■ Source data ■

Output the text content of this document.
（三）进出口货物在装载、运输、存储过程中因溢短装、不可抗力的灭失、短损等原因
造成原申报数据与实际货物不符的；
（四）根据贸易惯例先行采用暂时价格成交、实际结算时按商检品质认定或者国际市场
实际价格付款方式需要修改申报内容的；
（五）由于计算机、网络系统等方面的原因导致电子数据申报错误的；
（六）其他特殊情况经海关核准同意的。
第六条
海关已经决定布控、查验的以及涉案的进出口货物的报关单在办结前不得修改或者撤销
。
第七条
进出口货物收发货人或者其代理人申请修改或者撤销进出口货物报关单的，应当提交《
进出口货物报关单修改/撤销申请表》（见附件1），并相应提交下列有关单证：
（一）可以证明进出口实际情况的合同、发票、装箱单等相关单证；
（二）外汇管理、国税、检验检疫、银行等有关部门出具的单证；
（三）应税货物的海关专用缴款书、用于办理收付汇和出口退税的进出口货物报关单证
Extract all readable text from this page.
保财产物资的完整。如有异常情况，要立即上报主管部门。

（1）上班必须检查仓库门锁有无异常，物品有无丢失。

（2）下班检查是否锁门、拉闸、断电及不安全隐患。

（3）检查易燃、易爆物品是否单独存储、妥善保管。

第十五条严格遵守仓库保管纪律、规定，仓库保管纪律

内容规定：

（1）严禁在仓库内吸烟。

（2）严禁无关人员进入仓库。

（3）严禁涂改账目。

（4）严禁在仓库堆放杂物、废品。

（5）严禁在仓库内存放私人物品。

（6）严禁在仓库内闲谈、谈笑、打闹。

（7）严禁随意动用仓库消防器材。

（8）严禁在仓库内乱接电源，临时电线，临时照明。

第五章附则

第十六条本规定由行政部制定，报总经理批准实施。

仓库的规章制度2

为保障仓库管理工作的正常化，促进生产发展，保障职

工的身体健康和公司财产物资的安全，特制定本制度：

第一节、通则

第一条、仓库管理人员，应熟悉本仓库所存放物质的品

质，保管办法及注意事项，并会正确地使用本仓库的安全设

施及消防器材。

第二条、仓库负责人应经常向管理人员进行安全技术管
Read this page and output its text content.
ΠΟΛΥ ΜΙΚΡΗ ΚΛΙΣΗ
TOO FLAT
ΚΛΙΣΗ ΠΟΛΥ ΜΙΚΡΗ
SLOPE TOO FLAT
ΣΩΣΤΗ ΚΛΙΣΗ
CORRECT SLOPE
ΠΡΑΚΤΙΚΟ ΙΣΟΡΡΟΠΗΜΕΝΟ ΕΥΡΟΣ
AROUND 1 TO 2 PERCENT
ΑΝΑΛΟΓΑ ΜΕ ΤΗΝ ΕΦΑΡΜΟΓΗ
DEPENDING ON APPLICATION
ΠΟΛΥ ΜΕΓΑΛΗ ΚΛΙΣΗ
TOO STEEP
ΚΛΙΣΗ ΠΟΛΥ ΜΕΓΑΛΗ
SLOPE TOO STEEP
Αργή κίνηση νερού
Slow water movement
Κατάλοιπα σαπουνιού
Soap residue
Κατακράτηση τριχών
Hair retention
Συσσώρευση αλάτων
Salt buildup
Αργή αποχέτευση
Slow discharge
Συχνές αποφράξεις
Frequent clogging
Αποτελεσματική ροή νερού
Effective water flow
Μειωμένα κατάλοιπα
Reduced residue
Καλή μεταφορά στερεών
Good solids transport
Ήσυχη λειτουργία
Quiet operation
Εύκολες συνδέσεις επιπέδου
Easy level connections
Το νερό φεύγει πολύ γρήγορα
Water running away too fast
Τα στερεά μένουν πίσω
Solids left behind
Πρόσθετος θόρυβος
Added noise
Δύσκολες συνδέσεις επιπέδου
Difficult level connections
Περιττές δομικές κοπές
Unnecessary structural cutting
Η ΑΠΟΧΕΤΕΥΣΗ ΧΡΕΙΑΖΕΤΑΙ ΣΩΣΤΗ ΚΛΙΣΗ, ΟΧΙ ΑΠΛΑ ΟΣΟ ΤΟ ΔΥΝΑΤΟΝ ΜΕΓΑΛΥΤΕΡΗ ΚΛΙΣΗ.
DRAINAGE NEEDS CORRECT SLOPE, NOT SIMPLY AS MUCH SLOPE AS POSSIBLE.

■ WHAT YOU ARE ASKED TO DO ■
Everything in the listing above should be restated exactly.

■ SOLUTION ■
Output the text content of this document.
（三）进出口货物在装载、运输、存储过程中因溢短装、不可抗力的灭失、短损等原因
造成原申报数据与实际货物不符的；
（四）根据贸易惯例先行采用暂时价格成交、实际结算时按商检品质认定或者国际市场
实际价格付款方式需要修改申报内容的；
（五）由于计算机、网络系统等方面的原因导致电子数据申报错误的；
（六）其他特殊情况经海关核准同意的。
第六条
海关已经决定布控、查验的以及涉案的进出口货物的报关单在办结前不得修改或者撤销
。
第七条
进出口货物收发货人或者其代理人申请修改或者撤销进出口货物报关单的，应当提交《
进出口货物报关单修改/撤销申请表》（见附件1），并相应提交下列有关单证：
（一）可以证明进出口实际情况的合同、发票、装箱单等相关单证；
（二）外汇管理、国税、检验检疫、银行等有关部门出具的单证；
（三）应税货物的海关专用缴款书、用于办理收付汇和出口退税的进出口货物报关单证
Extract all readable text from this page.
保财产物资的完整。如有异常情况，要立即上报主管部门。

（1）上班必须检查仓库门锁有无异常，物品有无丢失。

（2）下班检查是否锁门、拉闸、断电及不安全隐患。

（3）检查易燃、易爆物品是否单独存储、妥善保管。

第十五条严格遵守仓库保管纪律、规定，仓库保管纪律

内容规定：

（1）严禁在仓库内吸烟。

（2）严禁无关人员进入仓库。

（3）严禁涂改账目。

（4）严禁在仓库堆放杂物、废品。

（5）严禁在仓库内存放私人物品。

（6）严禁在仓库内闲谈、谈笑、打闹。

（7）严禁随意动用仓库消防器材。

（8）严禁在仓库内乱接电源，临时电线，临时照明。

第五章附则

第十六条本规定由行政部制定，报总经理批准实施。

仓库的规章制度2

为保障仓库管理工作的正常化，促进生产发展，保障职

工的身体健康和公司财产物资的安全，特制定本制度：

第一节、通则

第一条、仓库管理人员，应熟悉本仓库所存放物质的品

质，保管办法及注意事项，并会正确地使用本仓库的安全设

施及消防器材。

第二条、仓库负责人应经常向管理人员进行安全技术管
Read this page and output its text content.
ΠΟΛΥ ΜΙΚΡΗ ΚΛΙΣΗ
TOO FLAT
ΚΛΙΣΗ ΠΟΛΥ ΜΙΚΡΗ
SLOPE TOO FLAT
ΣΩΣΤΗ ΚΛΙΣΗ
CORRECT SLOPE
ΠΡΑΚΤΙΚΟ ΙΣΟΡΡΟΠΗΜΕΝΟ ΕΥΡΟΣ
AROUND 1 TO 2 PERCENT
ΑΝΑΛΟΓΑ ΜΕ ΤΗΝ ΕΦΑΡΜΟΓΗ
DEPENDING ON APPLICATION
ΠΟΛΥ ΜΕΓΑΛΗ ΚΛΙΣΗ
TOO STEEP
ΚΛΙΣΗ ΠΟΛΥ ΜΕΓΑΛΗ
SLOPE TOO STEEP
Αργή κίνηση νερού
Slow water movement
Κατάλοιπα σαπουνιού
Soap residue
Κατακράτηση τριχών
Hair retention
Συσσώρευση αλάτων
Salt buildup
Αργή αποχέτευση
Slow discharge
Συχνές αποφράξεις
Frequent clogging
Αποτελεσματική ροή νερού
Effective water flow
Μειωμένα κατάλοιπα
Reduced residue
Καλή μεταφορά στερεών
Good solids transport
Ήσυχη λειτουργία
Quiet operation
Εύκολες συνδέσεις επιπέδου
Easy level connections
Το νερό φεύγει πολύ γρήγορα
Water running away too fast
Τα στερεά μένουν πίσω
Solids left behind
Πρόσθετος θόρυβος
Added noise
Δύσκολες συνδέσεις επιπέδου
Difficult level connections
Περιττές δομικές κοπές
Unnecessary structural cutting
Η ΑΠΟΧΕΤΕΥΣΗ ΧΡΕΙΑΖΕΤΑΙ ΣΩΣΤΗ ΚΛΙΣΗ, ΟΧΙ ΑΠΛΑ ΟΣΟ ΤΟ ΔΥΝΑΤΟΝ ΜΕΓΑΛΥΤΕΡΗ ΚΛΙΣΗ.
DRAINAGE NEEDS CORRECT SLOPE, NOT SIMPLY AS MUCH SLOPE AS POSSIBLE.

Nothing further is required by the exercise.